Word for word, set down the records and skip each picture.

___ Provided records ___

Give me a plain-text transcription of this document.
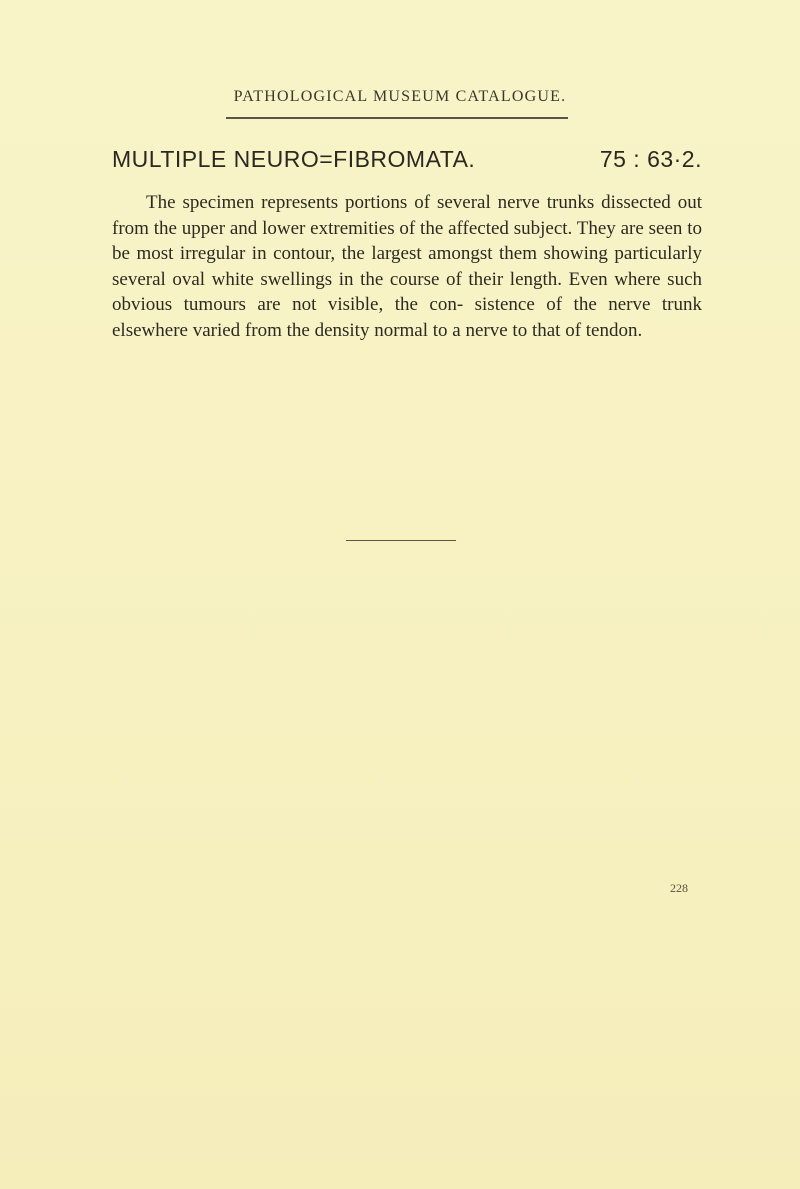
PATHOLOGICAL MUSEUM CATALOGUE.
MULTIPLE NEURO=FIBROMATA.	75 : 63·2.

The specimen represents portions of several nerve trunks dissected out from the upper and lower extremities of the affected subject. They are seen to be most irregular in contour, the largest amongst them showing particularly several oval white swellings in the course of their length. Even where such obvious tumours are not visible, the con- sistence of the nerve trunk elsewhere varied from the density normal to a nerve to that of tendon.

228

___

- _Exercise answer_:
Give me a plain-text transcription of this document.
PATHOLOGICAL MUSEUM CATALOGUE.
MULTIPLE NEURO=FIBROMATA.	75 : 63·2.

The specimen represents portions of several nerve trunks dissected out from the upper and lower extremities of the affected subject. They are seen to be most irregular in contour, the largest amongst them showing particularly several oval white swellings in the course of their length. Even where such obvious tumours are not visible, the con- sistence of the nerve trunk elsewhere varied from the density normal to a nerve to that of tendon.

228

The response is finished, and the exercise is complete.